### Task instructions
Please carry on the passage below about law-firm associates and billable hours, starting right after its last sentence.

+++ Text passage +++

One young Latham partner says, “Becoming a partner here is like winning an ice-cream-eating contest where the prize is a lifetime supply of more ice cream.”

The cult of hours has other effects. Cheating, known as “timesheet padding,” is a dirty little secret.

“What do you expect?” says an associate on the verge of leaving her DC firm. “There’s every incentive for you to lie. The firm rewards you for your hard work and gets more money out of your inflated timesheets, you beat out your colleagues in the rat race, you’re shielded from further assignments, there’s almost no chance you’ll get caught, and you tell yourself that it’s a victimless crime — something you’d never do if your clients weren’t wealthy corporations.”

Like most other people interviewed, this associate denies cheating, though she suspects that many otherwise upstanding attorneys falsify their timesheets and attribute their behavior to the realities of law- firm life.

Billable Showers

WHEN LAWYERS ACCUSE THEIR FIRMS of being sweatshops, firm honchos blame “client demands.”

“That’s bull,” says an associate at a top DC law shop. “There are so many ways firms could make our lives a little less miserable. How about just hiring more associates? But that would mean paying out more salaries. How about capping the number of clients? But that would mean the partners would have to make do with a little less.”

At his firm, that would mean a drop in a partner’s income from about $ 1 million a year to, say, $ 900,000.

He calls me back the next day with some numbers: “An average fourth- year at my firm bills about 2,250 hours a year at $270 an hour, which means he brings in more than $ 600,000 but gets paid less than $ 2,000. Assume he had to bill only 1,800 hours — a joke at this place but hard work anywhere else. He would still bring in $ 486,000, which would leave more than $ 280,000 for overhead and partner profits. The reason we have no life is that the partners are greedy — no matter how much they make, they recoil at the thought that the guy down the street might earn more. They’ve got nothing else to show for their lives, so it just kills them.”

Associates are so angry with partners over these issues that the law-firm Web site Infirmation.com (click on “Greedy Associates”) runs a network of self-mocking message boards. (”If the French truckers can strike, so can we,” reads one post.) Co-founder Tom Antisdel says it’s the only way for associates to have a voice.

+++ Stored records +++

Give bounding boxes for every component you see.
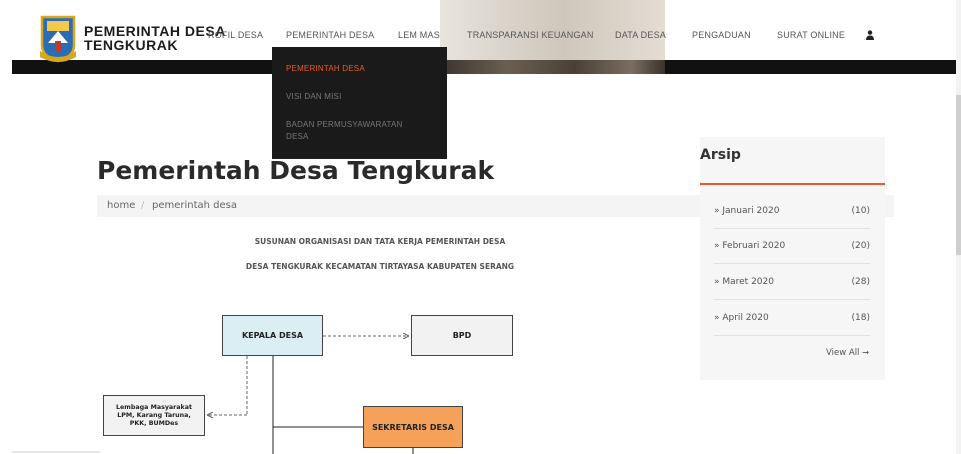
org-box-sekretaris-desa: SEKRETARIS DESA <box>363 406 463 448</box>
archive-view-all-link[interactable]: View All ➞ <box>826 348 869 358</box>
archive-item-februari[interactable]: » Februari 2020 <box>714 241 785 251</box>
archive-count: (20) <box>851 241 870 251</box>
archive-divider <box>714 228 870 229</box>
archive-item-januari[interactable]: » Januari 2020 <box>714 206 779 216</box>
footer-edge <box>12 451 100 453</box>
archive-item-april[interactable]: » April 2020 <box>714 313 769 323</box>
org-box-bpd: BPD <box>411 315 513 356</box>
archive-title: Arsip <box>700 147 741 163</box>
archive-count: (28) <box>851 277 870 287</box>
lembaga-line-2: LPM, Karang Taruna, <box>117 411 191 419</box>
archive-title-underline <box>700 183 885 185</box>
archive-item-maret[interactable]: » Maret 2020 <box>714 277 774 287</box>
lembaga-line-3: PKK, BUMDes <box>129 419 179 427</box>
archive-divider <box>714 263 870 264</box>
org-box-lembaga-masyarakat: Lembaga Masyarakat LPM, Karang Taruna, P… <box>103 395 205 436</box>
org-box-kepala-desa: KEPALA DESA <box>222 315 323 356</box>
archive-count: (10) <box>851 206 870 216</box>
archive-count: (18) <box>851 313 870 323</box>
page-scrollbar-thumb[interactable] <box>956 95 961 255</box>
archive-divider <box>714 335 870 336</box>
lembaga-line-1: Lembaga Masyarakat <box>116 403 192 411</box>
archive-divider <box>714 299 870 300</box>
archive-sidebar <box>700 137 885 380</box>
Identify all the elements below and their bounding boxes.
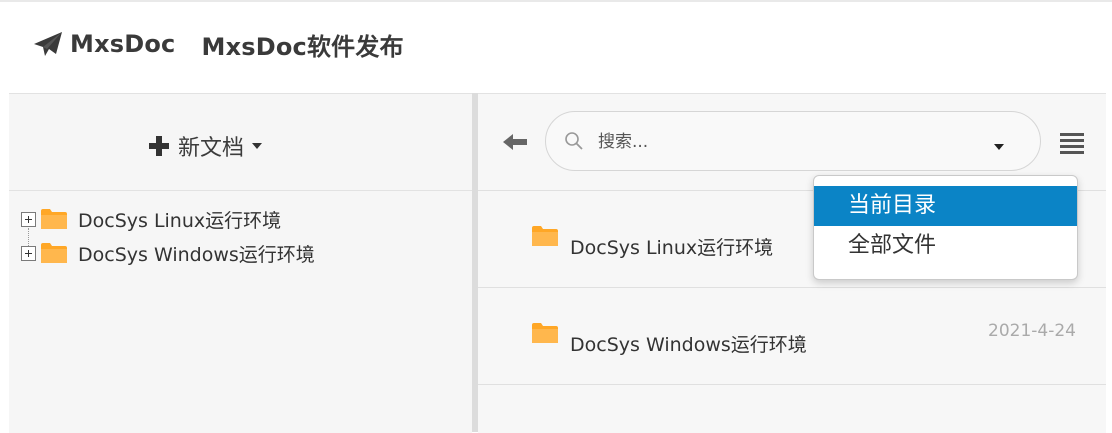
repo-name[interactable]: MxsDoc <box>70 30 176 58</box>
folder-icon <box>41 243 67 263</box>
search-box <box>545 111 1041 171</box>
arrow-left-icon[interactable] <box>502 131 528 153</box>
tree-node-label: DocSys Windows运行环境 <box>78 243 315 266</box>
file-name: DocSys Linux运行环境 <box>570 237 774 259</box>
paper-plane-icon <box>34 32 62 56</box>
search-scope-option-current-dir[interactable]: 当前目录 <box>814 186 1077 226</box>
caret-down-icon <box>252 143 263 149</box>
file-name: DocSys Windows运行环境 <box>570 334 807 356</box>
search-input[interactable] <box>596 126 980 158</box>
page-header: MxsDoc MxsDoc软件发布 <box>32 24 404 64</box>
right-edge <box>1106 93 1112 432</box>
folder-icon <box>41 209 67 229</box>
top-border <box>0 0 1112 2</box>
left-divider <box>9 190 472 191</box>
hamburger-menu-icon[interactable] <box>1060 133 1084 155</box>
file-row[interactable]: DocSys Windows运行环境 2021-4-24 <box>478 288 1106 384</box>
tree-node[interactable]: DocSys Linux运行环境 <box>21 207 282 232</box>
new-doc-button[interactable]: 新文档 <box>148 128 263 164</box>
expand-icon[interactable] <box>21 245 36 261</box>
plus-icon <box>149 136 169 156</box>
search-scope-dropdown: 当前目录 全部文件 <box>813 175 1078 280</box>
search-scope-option-all-files[interactable]: 全部文件 <box>814 226 1077 266</box>
search-scope-caret-icon[interactable] <box>994 144 1004 150</box>
tree-node-label: DocSys Linux运行环境 <box>78 209 282 232</box>
file-date: 2021-4-24 <box>988 321 1076 341</box>
folder-icon <box>532 323 558 343</box>
tree-node[interactable]: DocSys Windows运行环境 <box>21 241 315 266</box>
search-icon <box>565 132 583 150</box>
doc-title: MxsDoc软件发布 <box>201 32 404 61</box>
new-doc-label: 新文档 <box>178 136 245 161</box>
row-divider <box>478 384 1106 385</box>
folder-icon <box>532 226 558 246</box>
expand-icon[interactable] <box>21 211 36 227</box>
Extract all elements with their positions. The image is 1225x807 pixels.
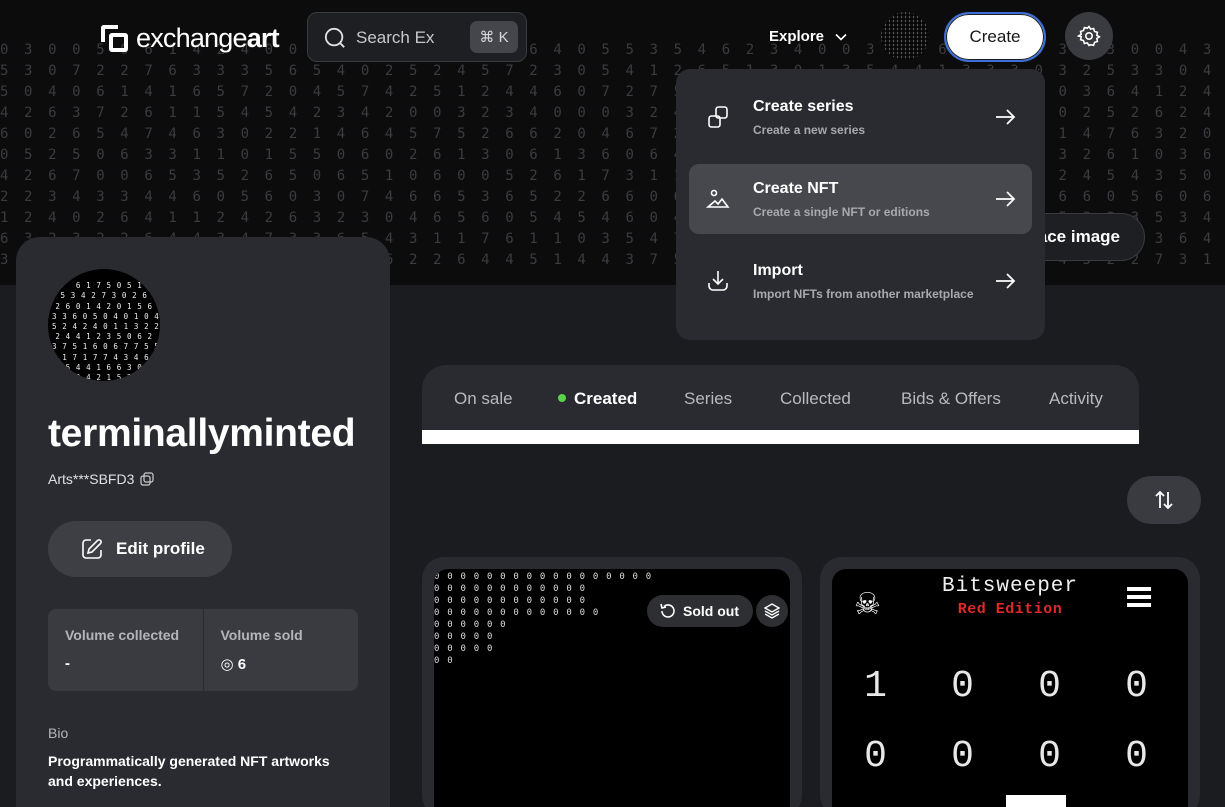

+++

### The answer
Still, in their actions and outlook, associates mimic the people they scorn, quibbling over salaries and dividing their lives into billable time (good) and non-billable time (bad).

I once went to a movie with two law-school friends who worked at another firm. After the show, one said, “Frankly, those were two hours would rather have been billing.”

The other said, “I would rather have billed the first hour and watched the second, when all the good stuff happened.”

ASSOCIATES REPORT FEELING GUILTY eating lunch or attending their children’s school events. Some have been known to ask if they can bill for shower time as long as they think about their cases while soaping up. The answer is generally yes.

Firms debate whether you can bill for more than 60 minutes in an hour if you place several short calls during a single slot on your timesheet, whether you can count greetings and small talk, whether you can bill more than 24 hours in a day if you travel and cross a time zone. But these debates are only distractions from what matters most: trying to remember whether 2:06 to 2:12 was when you drafted interrogatory number three or called a partner about document number seven. And did it really take a whole tenth of an hour? Says Patrick Schiltz, a former Supreme Court clerk and big-firm partner who has published an article in the Vanderbilt Law Review cautioning law students against following in his path: “Law firms must be the worst human-resource managers on the planet. When associates say they have no life, no variety, and no mentoring, all the firms do is throw more money at them. It’s no surprise that retention, already dismal, is now worse than ever.”

MORE TROUBLING THAN THE NUMBER of hours, associates say, is the feeling that they’re perpetually on call. One former associate’s account is typical:

“There was a partner notorious for calling an associate at random every Friday at 5 PM and assigning a bunch of miserable busywork that he made you finish by 9 AM Monday. If you weren’t there, he would track you down. You could never make any weekend plans.”

That associate lasted a year. Other young lawyers talk about being forced to carry pagers and beepers, about receiving 7 AM calls on Saturdays and midnight calls in the middle of the week. To show they’re “team players,” these attorneys summon themselves on the office intercom late at night, leave their jackets on their chairs after they’ve left, and change the time on their computers so their supervisors think they sent an e-mail at 3 AM.

“Enjoy your honeymoon,” a senior associate told me before I got married. “It’s the last real vacation you’ll ever take.”

“WAIT,” THE BIG FIRMS MIGHT SAY. “We offer our associates a month of vacation, generous paid leave, the most progressive benefits.”

Sure they do — on paper. But try telling that to the lawyer who took his family out west for a week, only to return on the first flight back to DC. Or the lawyer who had a fax machine wheeled into her delivery room. Or the one who worked through the night while suffering from an abscessed wisdom tooth.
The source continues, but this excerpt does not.